AVAILABLE RECORDS:
»»

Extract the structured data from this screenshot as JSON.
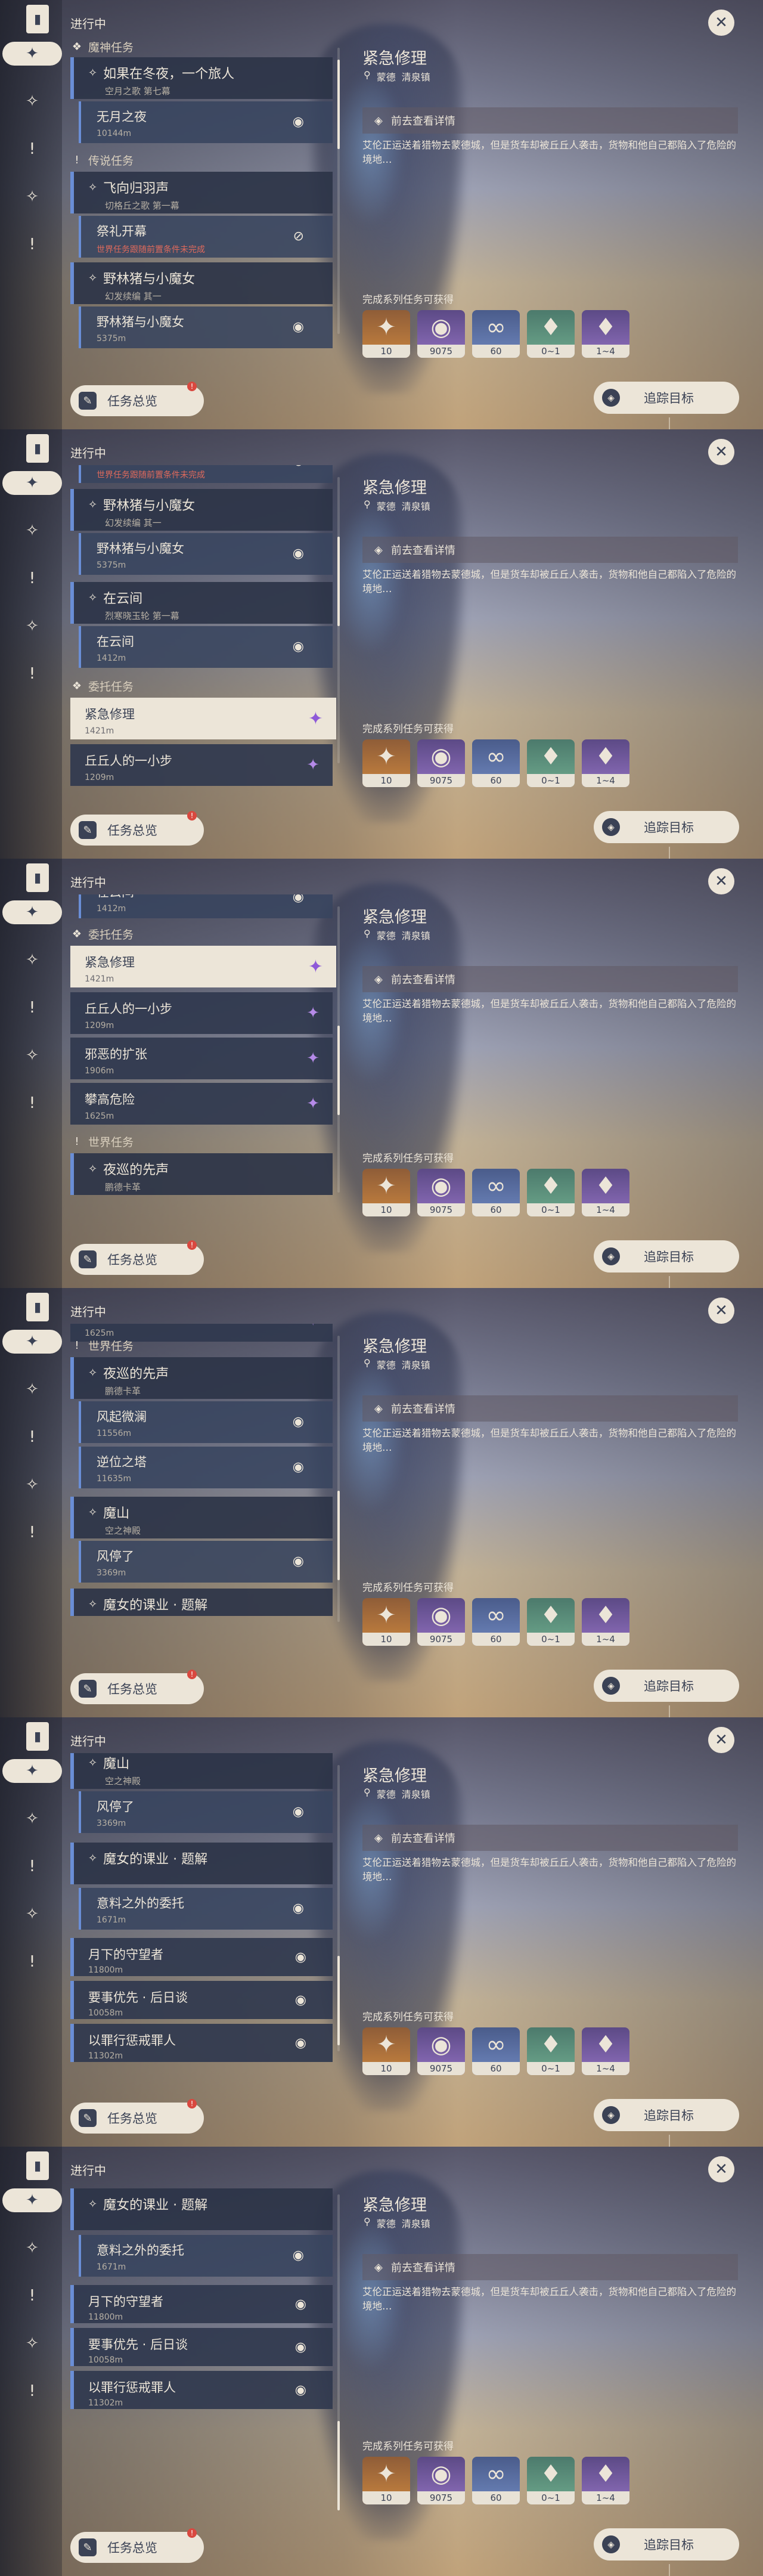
{
  "colors": {
    "cream": "#ece5d8",
    "navy": "#3b4255",
    "accent_blue": "#6a8ed6",
    "purple_pin": "#8e59d8",
    "red_warn": "#e06a5c"
  },
  "ui": {
    "status": "进行中",
    "overview_label": "任务总览",
    "overview_badge": "!",
    "track_label": "追踪目标",
    "close_glyph": "✕"
  },
  "rail_icons": [
    {
      "name": "bookmark-icon",
      "glyph": "▮"
    },
    {
      "name": "diamond-cluster-icon",
      "glyph": "✦"
    },
    {
      "name": "archon-quest-icon",
      "glyph": "✧"
    },
    {
      "name": "exclamation-icon",
      "glyph": "!"
    },
    {
      "name": "world-quest-icon",
      "glyph": "✧"
    },
    {
      "name": "exclamation-icon",
      "glyph": "!"
    }
  ],
  "detail": {
    "title": "紧急修理",
    "region": "蒙德",
    "location": "清泉镇",
    "goto": "前去查看详情",
    "desc": "艾伦正运送着猎物去蒙德城，但是货车却被丘丘人袭击，货物和他自己都陷入了危险的境地…",
    "reward_title": "完成系列任务可获得",
    "rewards": [
      {
        "name": "exp-item",
        "count": "10",
        "rarity": "5",
        "glyph": "✦"
      },
      {
        "name": "mora-coin",
        "count": "9075",
        "rarity": "4",
        "glyph": "◉"
      },
      {
        "name": "friendship-item",
        "count": "60",
        "rarity": "3",
        "glyph": "∞"
      },
      {
        "name": "crystal-small",
        "count": "0~1",
        "rarity": "2",
        "glyph": "♦"
      },
      {
        "name": "crystal-large",
        "count": "1~4",
        "rarity": "4",
        "glyph": "♦"
      }
    ]
  },
  "quests": {
    "archon_cat": "魔神任务",
    "winter_title": "如果在冬夜，一个旅人",
    "winter_sub": "空月之歌 第七幕",
    "no_night": "无月之夜",
    "no_night_dist": "10144m",
    "legend_cat": "传说任务",
    "fly_title": "飞向归羽声",
    "fly_sub": "切格丘之歌 第一幕",
    "ritual": "祭礼开幕",
    "ritual_warn": "世界任务跟随前置条件未完成",
    "boar_title": "野林猪与小魔女",
    "boar_sub": "幻发续编 其一",
    "boar_step": "野林猪与小魔女",
    "boar_dist": "5375m",
    "cloud_title": "在云间",
    "cloud_sub": "烈寒晓玉轮 第一幕",
    "cloud_step": "在云间",
    "cloud_dist": "1412m",
    "commission_cat": "委托任务",
    "repair": "紧急修理",
    "repair_dist": "1421m",
    "qiuqiu": "丘丘人的一小步",
    "qiuqiu_dist": "1209m",
    "evil": "邪恶的扩张",
    "evil_dist": "1906m",
    "climb": "攀高危险",
    "climb_dist": "1625m",
    "world_cat": "世界任务",
    "night_title": "夜巡的先声",
    "night_sub": "鹏德卡革",
    "wind": "风起微澜",
    "wind_dist": "11556m",
    "reverse": "逆位之塔",
    "reverse_dist": "11635m",
    "magic_title": "魔山",
    "magic_sub": "空之神殿",
    "wind_stop": "风停了",
    "wind_stop_dist": "3369m",
    "witch_title": "魔女的课业 · 题解",
    "unexpected": "意料之外的委托",
    "unexpected_dist": "1671m",
    "moon_guard": "月下的守望者",
    "moon_guard_dist": "11800m",
    "priority": "要事优先 · 后日谈",
    "priority_dist": "10058m",
    "sin": "以罪行惩戒罪人",
    "sin_dist": "11302m"
  }
}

««

WHAT YOU ARE ASKED TO DO: Find and copy each line above that includes the string "rarity".

OUTPUT FOR THIS EXERCISE:
        "rarity": "5",
        "rarity": "4",
        "rarity": "3",
        "rarity": "2",
        "rarity": "4",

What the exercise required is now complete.